■ Work instructions ■
Output all records precisely as written.

--- BEGIN ---

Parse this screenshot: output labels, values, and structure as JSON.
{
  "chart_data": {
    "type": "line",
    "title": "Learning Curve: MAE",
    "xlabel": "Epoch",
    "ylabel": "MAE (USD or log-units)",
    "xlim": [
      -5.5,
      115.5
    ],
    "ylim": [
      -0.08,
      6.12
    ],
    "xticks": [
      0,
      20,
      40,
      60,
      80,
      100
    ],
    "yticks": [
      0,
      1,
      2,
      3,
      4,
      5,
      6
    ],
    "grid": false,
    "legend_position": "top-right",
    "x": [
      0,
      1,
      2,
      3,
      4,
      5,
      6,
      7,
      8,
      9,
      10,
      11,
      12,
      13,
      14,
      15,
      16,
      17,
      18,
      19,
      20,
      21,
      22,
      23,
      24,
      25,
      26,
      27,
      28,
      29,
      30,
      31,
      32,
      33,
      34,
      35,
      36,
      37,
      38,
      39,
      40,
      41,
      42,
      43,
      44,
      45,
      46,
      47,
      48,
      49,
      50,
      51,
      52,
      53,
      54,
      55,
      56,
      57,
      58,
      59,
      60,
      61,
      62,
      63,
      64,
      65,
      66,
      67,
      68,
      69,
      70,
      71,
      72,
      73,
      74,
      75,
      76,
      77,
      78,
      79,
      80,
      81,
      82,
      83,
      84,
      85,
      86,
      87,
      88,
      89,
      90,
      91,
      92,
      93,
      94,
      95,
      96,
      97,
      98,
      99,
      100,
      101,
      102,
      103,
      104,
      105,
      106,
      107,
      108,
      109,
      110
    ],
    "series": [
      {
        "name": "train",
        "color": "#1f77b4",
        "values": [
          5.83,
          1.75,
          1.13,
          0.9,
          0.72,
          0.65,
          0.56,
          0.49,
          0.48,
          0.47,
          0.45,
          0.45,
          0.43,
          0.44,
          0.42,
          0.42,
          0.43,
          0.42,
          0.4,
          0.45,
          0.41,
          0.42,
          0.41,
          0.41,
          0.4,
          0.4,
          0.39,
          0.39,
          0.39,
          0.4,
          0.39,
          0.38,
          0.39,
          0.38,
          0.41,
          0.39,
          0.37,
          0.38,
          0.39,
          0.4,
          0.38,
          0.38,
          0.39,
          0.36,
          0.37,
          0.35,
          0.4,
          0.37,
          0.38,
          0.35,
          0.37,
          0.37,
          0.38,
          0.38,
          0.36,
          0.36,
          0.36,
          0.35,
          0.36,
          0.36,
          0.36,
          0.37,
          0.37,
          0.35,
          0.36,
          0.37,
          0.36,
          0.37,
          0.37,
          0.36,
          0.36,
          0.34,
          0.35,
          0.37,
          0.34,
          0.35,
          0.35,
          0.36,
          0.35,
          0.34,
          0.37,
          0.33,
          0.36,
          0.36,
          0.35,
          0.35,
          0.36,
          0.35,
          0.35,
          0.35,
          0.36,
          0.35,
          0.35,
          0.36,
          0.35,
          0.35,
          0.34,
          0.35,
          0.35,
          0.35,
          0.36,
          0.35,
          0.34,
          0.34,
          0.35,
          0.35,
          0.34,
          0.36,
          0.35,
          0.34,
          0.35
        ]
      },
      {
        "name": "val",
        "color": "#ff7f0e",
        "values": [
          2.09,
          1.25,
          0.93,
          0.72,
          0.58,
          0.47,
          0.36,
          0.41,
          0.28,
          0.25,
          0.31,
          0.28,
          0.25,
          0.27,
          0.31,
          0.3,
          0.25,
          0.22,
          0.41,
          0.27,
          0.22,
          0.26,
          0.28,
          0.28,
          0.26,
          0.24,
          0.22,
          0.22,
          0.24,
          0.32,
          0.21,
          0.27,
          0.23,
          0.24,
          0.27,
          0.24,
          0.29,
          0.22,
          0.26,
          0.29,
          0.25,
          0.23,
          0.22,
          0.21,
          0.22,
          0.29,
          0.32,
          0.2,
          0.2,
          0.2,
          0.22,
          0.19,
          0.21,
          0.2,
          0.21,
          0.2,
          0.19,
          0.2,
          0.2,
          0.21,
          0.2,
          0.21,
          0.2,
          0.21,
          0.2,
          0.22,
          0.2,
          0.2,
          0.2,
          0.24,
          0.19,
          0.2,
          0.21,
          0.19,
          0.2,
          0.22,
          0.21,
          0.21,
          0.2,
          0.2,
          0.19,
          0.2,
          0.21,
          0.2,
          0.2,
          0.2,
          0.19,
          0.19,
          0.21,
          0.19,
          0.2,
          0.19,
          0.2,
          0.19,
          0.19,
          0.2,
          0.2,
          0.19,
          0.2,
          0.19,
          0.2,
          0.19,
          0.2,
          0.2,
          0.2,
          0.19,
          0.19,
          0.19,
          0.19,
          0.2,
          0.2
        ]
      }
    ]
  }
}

--- END ---

■ Response to this exercise ■
Parse this screenshot: output labels, values, and structure as JSON.
{
  "chart_data": {
    "type": "line",
    "title": "Learning Curve: MAE",
    "xlabel": "Epoch",
    "ylabel": "MAE (USD or log-units)",
    "xlim": [
      -5.5,
      115.5
    ],
    "ylim": [
      -0.08,
      6.12
    ],
    "xticks": [
      0,
      20,
      40,
      60,
      80,
      100
    ],
    "yticks": [
      0,
      1,
      2,
      3,
      4,
      5,
      6
    ],
    "grid": false,
    "legend_position": "top-right",
    "x": [
      0,
      1,
      2,
      3,
      4,
      5,
      6,
      7,
      8,
      9,
      10,
      11,
      12,
      13,
      14,
      15,
      16,
      17,
      18,
      19,
      20,
      21,
      22,
      23,
      24,
      25,
      26,
      27,
      28,
      29,
      30,
      31,
      32,
      33,
      34,
      35,
      36,
      37,
      38,
      39,
      40,
      41,
      42,
      43,
      44,
      45,
      46,
      47,
      48,
      49,
      50,
      51,
      52,
      53,
      54,
      55,
      56,
      57,
      58,
      59,
      60,
      61,
      62,
      63,
      64,
      65,
      66,
      67,
      68,
      69,
      70,
      71,
      72,
      73,
      74,
      75,
      76,
      77,
      78,
      79,
      80,
      81,
      82,
      83,
      84,
      85,
      86,
      87,
      88,
      89,
      90,
      91,
      92,
      93,
      94,
      95,
      96,
      97,
      98,
      99,
      100,
      101,
      102,
      103,
      104,
      105,
      106,
      107,
      108,
      109,
      110
    ],
    "series": [
      {
        "name": "train",
        "color": "#1f77b4",
        "values": [
          5.83,
          1.75,
          1.13,
          0.9,
          0.72,
          0.65,
          0.56,
          0.49,
          0.48,
          0.47,
          0.45,
          0.45,
          0.43,
          0.44,
          0.42,
          0.42,
          0.43,
          0.42,
          0.4,
          0.45,
          0.41,
          0.42,
          0.41,
          0.41,
          0.4,
          0.4,
          0.39,
          0.39,
          0.39,
          0.4,
          0.39,
          0.38,
          0.39,
          0.38,
          0.41,
          0.39,
          0.37,
          0.38,
          0.39,
          0.4,
          0.38,
          0.38,
          0.39,
          0.36,
          0.37,
          0.35,
          0.4,
          0.37,
          0.38,
          0.35,
          0.37,
          0.37,
          0.38,
          0.38,
          0.36,
          0.36,
          0.36,
          0.35,
          0.36,
          0.36,
          0.36,
          0.37,
          0.37,
          0.35,
          0.36,
          0.37,
          0.36,
          0.37,
          0.37,
          0.36,
          0.36,
          0.34,
          0.35,
          0.37,
          0.34,
          0.35,
          0.35,
          0.36,
          0.35,
          0.34,
          0.37,
          0.33,
          0.36,
          0.36,
          0.35,
          0.35,
          0.36,
          0.35,
          0.35,
          0.35,
          0.36,
          0.35,
          0.35,
          0.36,
          0.35,
          0.35,
          0.34,
          0.35,
          0.35,
          0.35,
          0.36,
          0.35,
          0.34,
          0.34,
          0.35,
          0.35,
          0.34,
          0.36,
          0.35,
          0.34,
          0.35
        ]
      },
      {
        "name": "val",
        "color": "#ff7f0e",
        "values": [
          2.09,
          1.25,
          0.93,
          0.72,
          0.58,
          0.47,
          0.36,
          0.41,
          0.28,
          0.25,
          0.31,
          0.28,
          0.25,
          0.27,
          0.31,
          0.3,
          0.25,
          0.22,
          0.41,
          0.27,
          0.22,
          0.26,
          0.28,
          0.28,
          0.26,
          0.24,
          0.22,
          0.22,
          0.24,
          0.32,
          0.21,
          0.27,
          0.23,
          0.24,
          0.27,
          0.24,
          0.29,
          0.22,
          0.26,
          0.29,
          0.25,
          0.23,
          0.22,
          0.21,
          0.22,
          0.29,
          0.32,
          0.2,
          0.2,
          0.2,
          0.22,
          0.19,
          0.21,
          0.2,
          0.21,
          0.2,
          0.19,
          0.2,
          0.2,
          0.21,
          0.2,
          0.21,
          0.2,
          0.21,
          0.2,
          0.22,
          0.2,
          0.2,
          0.2,
          0.24,
          0.19,
          0.2,
          0.21,
          0.19,
          0.2,
          0.22,
          0.21,
          0.21,
          0.2,
          0.2,
          0.19,
          0.2,
          0.21,
          0.2,
          0.2,
          0.2,
          0.19,
          0.19,
          0.21,
          0.19,
          0.2,
          0.19,
          0.2,
          0.19,
          0.19,
          0.2,
          0.2,
          0.19,
          0.2,
          0.19,
          0.2,
          0.19,
          0.2,
          0.2,
          0.2,
          0.19,
          0.19,
          0.19,
          0.19,
          0.2,
          0.2
        ]
      }
    ]
  }
}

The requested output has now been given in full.